I don't post here much, but this is a 50+ topic and I wanted to share it with those who might appreciate it.
Today marks the first anniversary of my return to riding. I took a 12-year layoff, inexplicably choosing to spend my time sitting on my duff after having been a masters road racer. My adult kids (son and daughter) got me back into the sport, or rather, shamed me back into it. Now I am an enthusiastic rider and I've been getting stronger. For the record, I'll be 57 years old this month.
My first ride was with my daughter on the "hike and bike trail" here in town. We covered something like 13 miles, after which I was completely spent. In my first full month of riding, I managed a total of 100 miles. Shortly after that, I found this forum. Many of you offered encouragement and some offered beneficial advice, which I followed. My goals have been to make riding a social activity and to keep from getting injured while at the same time improving my abilities and getting stronger. The advice I got early on was to avoid overdoing things until I got enough base miles in, and also not to expect to quickly reach the levels I had reached previously (if ever). Accordingly, I didn't even do anything really strenuous until I had over 1000 miles accumulated. I've ridden over 4000 miles in this 12-month period, with about 2600 of them happening this calendar year.
Some things that worked for me:
1. Keeping it social. This has opened a whole new world for me as a rider. I ride with friends from the neighborhood and new friends I've made, at whatever speed they ride. I ride with my kids. It's not about winning races any more, and I like it a lot.

[Box coordinate listings]
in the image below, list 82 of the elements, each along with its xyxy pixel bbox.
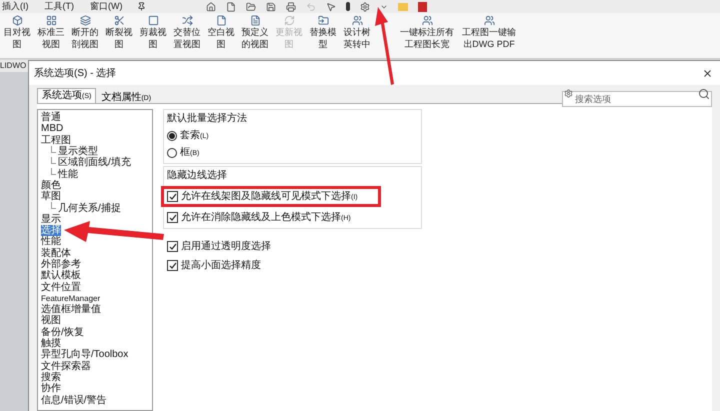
option-label: 提高小面选择精度 xyxy=(181,258,261,273)
tree-item[interactable]: 搜索 xyxy=(41,372,61,383)
menu-item[interactable]: 工具(T) xyxy=(42,0,76,14)
new-file-icon[interactable] xyxy=(226,2,236,12)
search-icon[interactable] xyxy=(698,88,710,100)
tree-item[interactable]: 协作 xyxy=(41,383,61,394)
dialog-title: 系统选项(S) - 选择 xyxy=(34,66,116,80)
check-icon xyxy=(168,262,176,270)
tree-item[interactable]: 性能 xyxy=(58,168,78,180)
view-icon xyxy=(484,15,494,26)
gear-icon xyxy=(564,89,573,98)
group-title: 隐藏边线选择 xyxy=(167,168,228,183)
tree-item[interactable]: 普通 xyxy=(41,112,61,124)
close-icon[interactable] xyxy=(702,68,713,78)
ribbon-button[interactable]: 工程图一键输出DWG PDF xyxy=(458,15,520,50)
menu-item[interactable]: 窗口(W) xyxy=(88,0,124,14)
view-icon xyxy=(114,15,124,26)
ribbon-button[interactable]: 一键标注所有工程图长宽 xyxy=(396,15,458,50)
ribbon-button[interactable]: 剪裁视图 xyxy=(136,15,170,50)
tree-item[interactable]: 文件位置 xyxy=(41,282,81,293)
ribbon-button[interactable]: 目对视图 xyxy=(0,15,34,50)
tree-item[interactable]: 文件探索器 xyxy=(41,360,91,372)
view-icon xyxy=(216,15,226,26)
tree-item[interactable]: 外部参考 xyxy=(41,259,81,270)
save-icon[interactable] xyxy=(266,2,276,12)
tree-item[interactable]: 几何关系/捕捉 xyxy=(58,202,121,214)
settings-icon[interactable] xyxy=(360,2,370,12)
check-icon xyxy=(168,242,176,250)
menu-item[interactable]: 插入(I) xyxy=(0,0,30,14)
tree-item[interactable]: 备份/恢复 xyxy=(41,326,84,338)
pin-icon[interactable] xyxy=(136,2,146,11)
view-icon xyxy=(182,15,192,26)
check-icon xyxy=(168,214,176,222)
tree-item[interactable]: 性能 xyxy=(41,236,61,248)
radio-button[interactable] xyxy=(167,130,177,140)
tree-connector-icon xyxy=(51,202,56,210)
group-title: 默认批量选择方法 xyxy=(167,112,248,126)
ribbon-button[interactable]: 交替位置视图 xyxy=(170,15,204,50)
checkbox[interactable] xyxy=(167,241,178,252)
view-icon xyxy=(250,15,260,26)
checkbox[interactable] xyxy=(167,260,178,271)
ribbon-button[interactable]: 断裂视图 xyxy=(102,15,136,50)
view-icon xyxy=(80,15,90,26)
checkbox[interactable] xyxy=(167,191,178,202)
pointer-icon[interactable] xyxy=(326,2,336,12)
radio-button[interactable] xyxy=(167,148,177,158)
view-icon xyxy=(12,15,22,26)
ribbon-button[interactable]: 断开的剖视图 xyxy=(68,15,102,50)
tree-item[interactable]: 装配体 xyxy=(41,248,71,259)
ribbon-button[interactable]: 标准三视图 xyxy=(34,15,68,50)
checkbox[interactable] xyxy=(167,212,178,223)
tree-item[interactable]: 选值框增量值 xyxy=(41,304,101,316)
home-icon[interactable] xyxy=(206,2,216,12)
ribbon-button[interactable]: 设计树英转中 xyxy=(340,15,374,50)
tree-item[interactable]: FeatureManager xyxy=(41,292,100,304)
tree-item[interactable]: 草图 xyxy=(41,191,61,202)
tree-item[interactable]: 颜色 xyxy=(41,180,61,191)
tree-item[interactable]: 异型孔向导/Toolbox xyxy=(41,349,128,360)
view-icon xyxy=(422,15,432,26)
tree-item[interactable]: 视图 xyxy=(41,315,61,326)
view-icon xyxy=(352,15,362,26)
tree-item[interactable]: 区域剖面线/填充 xyxy=(58,157,131,168)
ribbon-button[interactable]: 预定义的视图 xyxy=(238,15,272,50)
tree-item[interactable]: 工程图 xyxy=(41,134,71,146)
view-icon xyxy=(148,15,158,26)
ribbon-button[interactable]: 替换模型 xyxy=(306,15,340,50)
tree-item[interactable]: 选择 xyxy=(41,225,61,236)
view-icon xyxy=(46,15,56,26)
option-label: 启用通过透明度选择 xyxy=(181,240,271,254)
tree-item[interactable]: 显示类型 xyxy=(58,146,98,158)
view-icon xyxy=(318,15,328,26)
search-field[interactable]: 搜索选项 xyxy=(562,91,712,107)
tree-item[interactable]: MBD xyxy=(41,123,64,134)
tree-item[interactable]: 触摸 xyxy=(41,338,61,350)
check-icon xyxy=(168,192,176,200)
tree-item[interactable]: 显示 xyxy=(41,214,61,225)
tree-item[interactable]: 默认模板 xyxy=(41,270,81,282)
tree-item[interactable]: 信息/错误/警告 xyxy=(41,394,107,406)
ribbon-button[interactable]: 空白视图 xyxy=(204,15,238,50)
document-tab[interactable]: LIDWO xyxy=(0,60,28,72)
printer-icon[interactable] xyxy=(286,2,296,12)
view-icon xyxy=(284,15,294,26)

◆ YOUR TASKS:
[1] According to the cycling post, how many miles did the writer ride in the first full month back?
[2] Repeat the lines of the listing exactly, beginning at the line that contains "option-label: 提高小面选择精度 xyxy=(181,258,261,273)" and stopping after the line that contains "check-icon xyxy=(168,214,176,222)".

◆ WORKED SOLUTIONS:
[1] A total of 100 miles.

[2]
option-label: 提高小面选择精度 xyxy=(181,258,261,273)
tree-item[interactable]: 搜索 xyxy=(41,372,61,383)
menu-item[interactable]: 工具(T) xyxy=(42,0,76,14)
new-file-icon[interactable] xyxy=(226,2,236,12)
search-icon[interactable] xyxy=(698,88,710,100)
tree-item[interactable]: 协作 xyxy=(41,383,61,394)
dialog-title: 系统选项(S) - 选择 xyxy=(34,66,116,80)
check-icon xyxy=(168,262,176,270)
tree-item[interactable]: 性能 xyxy=(58,168,78,180)
view-icon xyxy=(484,15,494,26)
gear-icon xyxy=(564,89,573,98)
group-title: 隐藏边线选择 xyxy=(167,168,228,183)
tree-item[interactable]: 普通 xyxy=(41,112,61,124)
close-icon[interactable] xyxy=(702,68,713,78)
ribbon-button[interactable]: 工程图一键输出DWG PDF xyxy=(458,15,520,50)
menu-item[interactable]: 窗口(W) xyxy=(88,0,124,14)
view-icon xyxy=(114,15,124,26)
ribbon-button[interactable]: 一键标注所有工程图长宽 xyxy=(396,15,458,50)
ribbon-button[interactable]: 剪裁视图 xyxy=(136,15,170,50)
tree-item[interactable]: 文件位置 xyxy=(41,282,81,293)
ribbon-button[interactable]: 目对视图 xyxy=(0,15,34,50)
tree-item[interactable]: 文件探索器 xyxy=(41,360,91,372)
view-icon xyxy=(216,15,226,26)
tree-item[interactable]: 外部参考 xyxy=(41,259,81,270)
save-icon[interactable] xyxy=(266,2,276,12)
tree-item[interactable]: 几何关系/捕捉 xyxy=(58,202,121,214)
settings-icon[interactable] xyxy=(360,2,370,12)
check-icon xyxy=(168,242,176,250)
menu-item[interactable]: 插入(I) xyxy=(0,0,30,14)
tree-item[interactable]: 备份/恢复 xyxy=(41,326,84,338)
pin-icon[interactable] xyxy=(136,2,146,11)
view-icon xyxy=(182,15,192,26)
check-icon xyxy=(168,214,176,222)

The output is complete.